- Directive:
Copy out every record below exactly as written, but leave out any pictures.

====== Provided data ======

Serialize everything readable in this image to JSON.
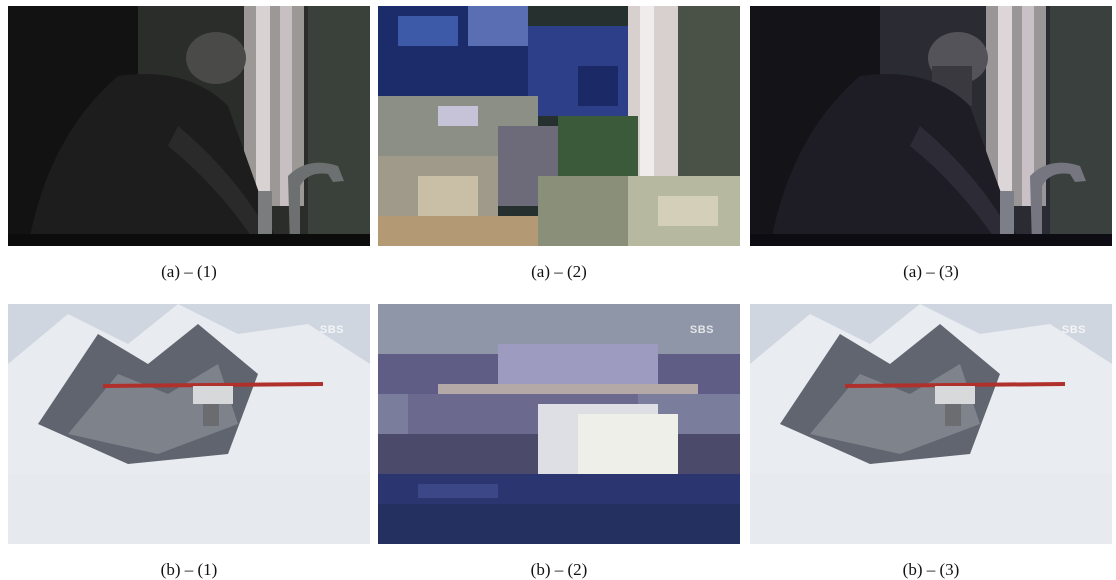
{
  "figure": {
    "panels": [
      {
        "id": "a1",
        "caption": "(a) – (1)",
        "scene": "dark-kitchen-man",
        "state": "original"
      },
      {
        "id": "a2",
        "caption": "(a) – (2)",
        "scene": "dark-kitchen-man",
        "state": "corrupted"
      },
      {
        "id": "a3",
        "caption": "(a) – (3)",
        "scene": "dark-kitchen-man",
        "state": "concealed"
      },
      {
        "id": "b1",
        "caption": "(b) – (1)",
        "scene": "snow-mountain-plane",
        "state": "original",
        "logo": "SBS"
      },
      {
        "id": "b2",
        "caption": "(b) – (2)",
        "scene": "snow-mountain-plane",
        "state": "corrupted",
        "logo": "SBS"
      },
      {
        "id": "b3",
        "caption": "(b) – (3)",
        "scene": "snow-mountain-plane",
        "state": "concealed",
        "logo": "SBS"
      }
    ],
    "colors": {
      "dark_bg": "#141414",
      "snow": "#dfe3ea",
      "rock": "#5a5f68",
      "plane_stripe": "#b0302c",
      "glitch_blue": "#2c3f88"
    }
  }
}
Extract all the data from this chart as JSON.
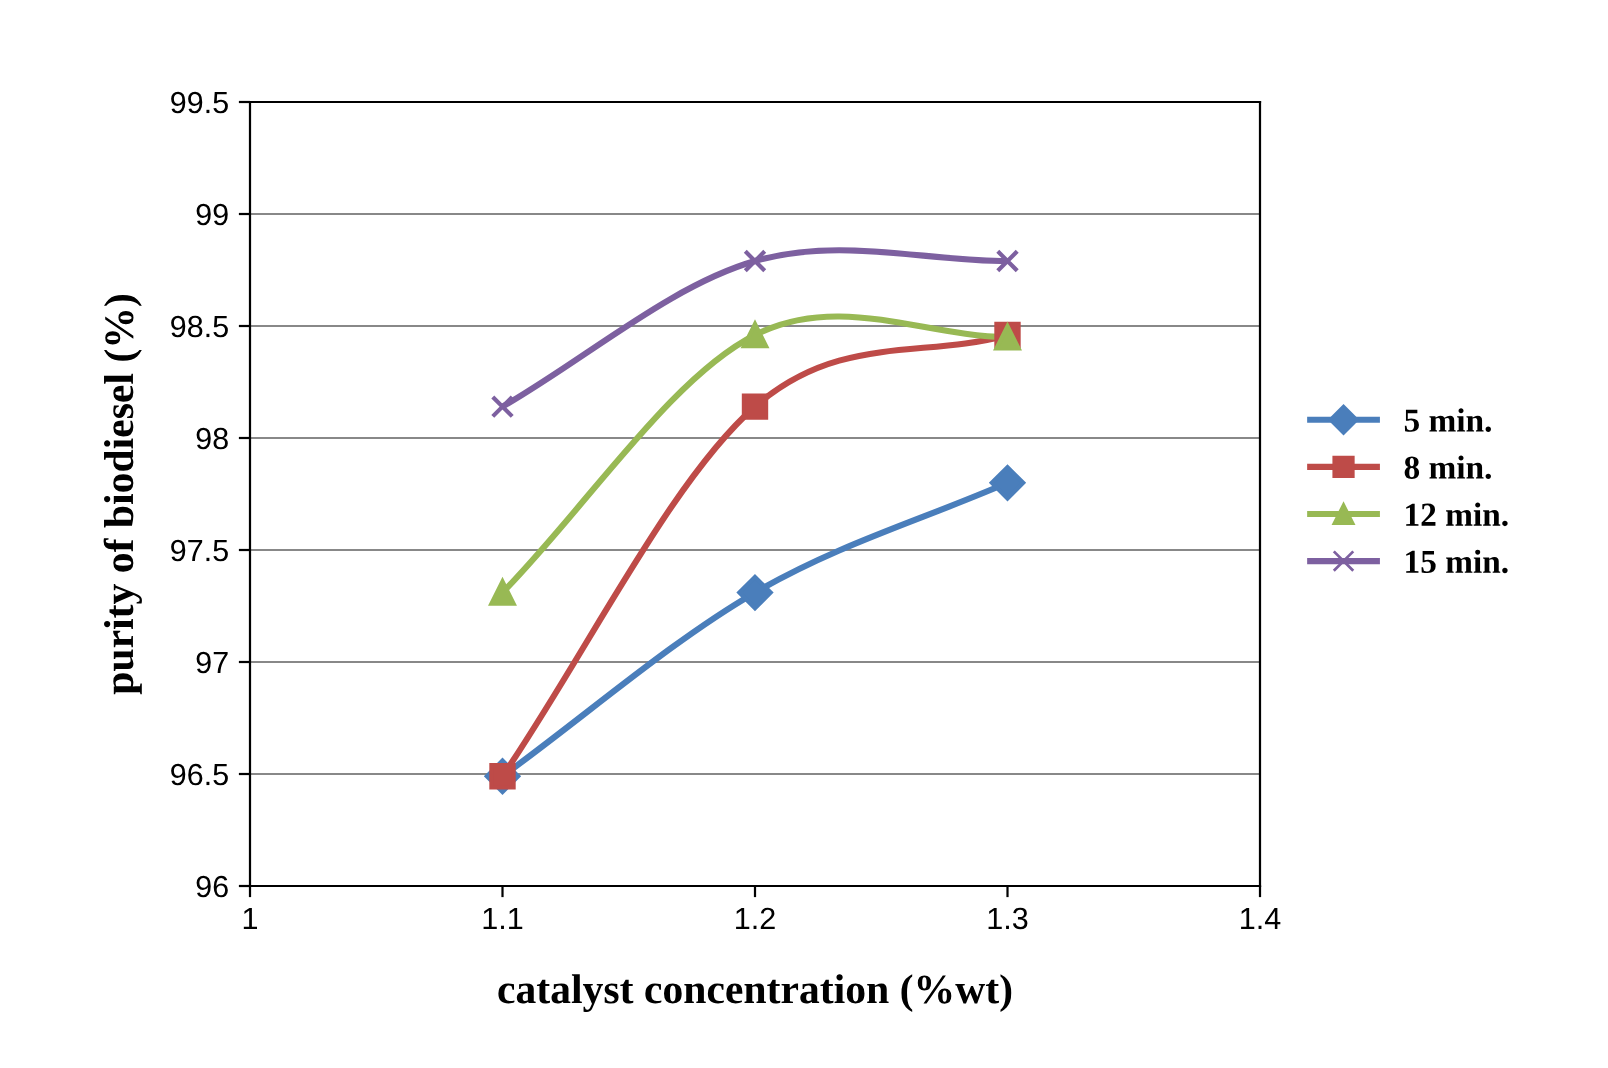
{
  "chart_data": {
    "type": "line",
    "xlabel": "catalyst concentration (%wt)",
    "ylabel": "purity of biodiesel (%)",
    "x": [
      1.1,
      1.2,
      1.3
    ],
    "series": [
      {
        "name": "5 min.",
        "color": "#4a7ebb",
        "marker": "diamond",
        "values": [
          96.49,
          97.31,
          97.8
        ]
      },
      {
        "name": "8 min.",
        "color": "#be4b48",
        "marker": "square",
        "values": [
          96.49,
          98.14,
          98.46
        ]
      },
      {
        "name": "12 min.",
        "color": "#98b954",
        "marker": "triangle",
        "values": [
          97.31,
          98.46,
          98.45
        ]
      },
      {
        "name": "15 min.",
        "color": "#7d60a0",
        "marker": "cross",
        "values": [
          98.14,
          98.79,
          98.79
        ]
      }
    ],
    "xlim": [
      1,
      1.4
    ],
    "xticks": [
      {
        "value": 1,
        "label": "1"
      },
      1.1,
      1.2,
      1.3,
      1.4
    ],
    "ylim": [
      96,
      99.5
    ],
    "yticks": [
      96,
      96.5,
      97,
      97.5,
      98,
      98.5,
      99,
      99.5
    ],
    "grid": "y",
    "legend": "right",
    "line_style": "solid"
  }
}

======

- Written solution:
Serialize everything readable in this image to JSON.
{
  "figure": {
    "panels": [
      {
        "id": "a1",
        "caption": "(a) – (1)",
        "scene": "dark-kitchen-man",
        "state": "original"
      },
      {
        "id": "a2",
        "caption": "(a) – (2)",
        "scene": "dark-kitchen-man",
        "state": "corrupted"
      },
      {
        "id": "a3",
        "caption": "(a) – (3)",
        "scene": "dark-kitchen-man",
        "state": "concealed"
      },
      {
        "id": "b1",
        "caption": "(b) – (1)",
        "scene": "snow-mountain-plane",
        "state": "original",
        "logo": "SBS"
      },
      {
        "id": "b2",
        "caption": "(b) – (2)",
        "scene": "snow-mountain-plane",
        "state": "corrupted",
        "logo": "SBS"
      },
      {
        "id": "b3",
        "caption": "(b) – (3)",
        "scene": "snow-mountain-plane",
        "state": "concealed",
        "logo": "SBS"
      }
    ],
    "colors": {
      "dark_bg": "#141414",
      "snow": "#dfe3ea",
      "rock": "#5a5f68",
      "plane_stripe": "#b0302c",
      "glitch_blue": "#2c3f88"
    }
  }
}
Extract all the data from this chart as JSON.
{
  "chart_data": {
    "type": "line",
    "xlabel": "catalyst concentration (%wt)",
    "ylabel": "purity of biodiesel (%)",
    "x": [
      1.1,
      1.2,
      1.3
    ],
    "series": [
      {
        "name": "5 min.",
        "color": "#4a7ebb",
        "marker": "diamond",
        "values": [
          96.49,
          97.31,
          97.8
        ]
      },
      {
        "name": "8 min.",
        "color": "#be4b48",
        "marker": "square",
        "values": [
          96.49,
          98.14,
          98.46
        ]
      },
      {
        "name": "12 min.",
        "color": "#98b954",
        "marker": "triangle",
        "values": [
          97.31,
          98.46,
          98.45
        ]
      },
      {
        "name": "15 min.",
        "color": "#7d60a0",
        "marker": "cross",
        "values": [
          98.14,
          98.79,
          98.79
        ]
      }
    ],
    "xlim": [
      1,
      1.4
    ],
    "xticks": [
      {
        "value": 1,
        "label": "1"
      },
      1.1,
      1.2,
      1.3,
      1.4
    ],
    "ylim": [
      96,
      99.5
    ],
    "yticks": [
      96,
      96.5,
      97,
      97.5,
      98,
      98.5,
      99,
      99.5
    ],
    "grid": "y",
    "legend": "right",
    "line_style": "solid"
  }
}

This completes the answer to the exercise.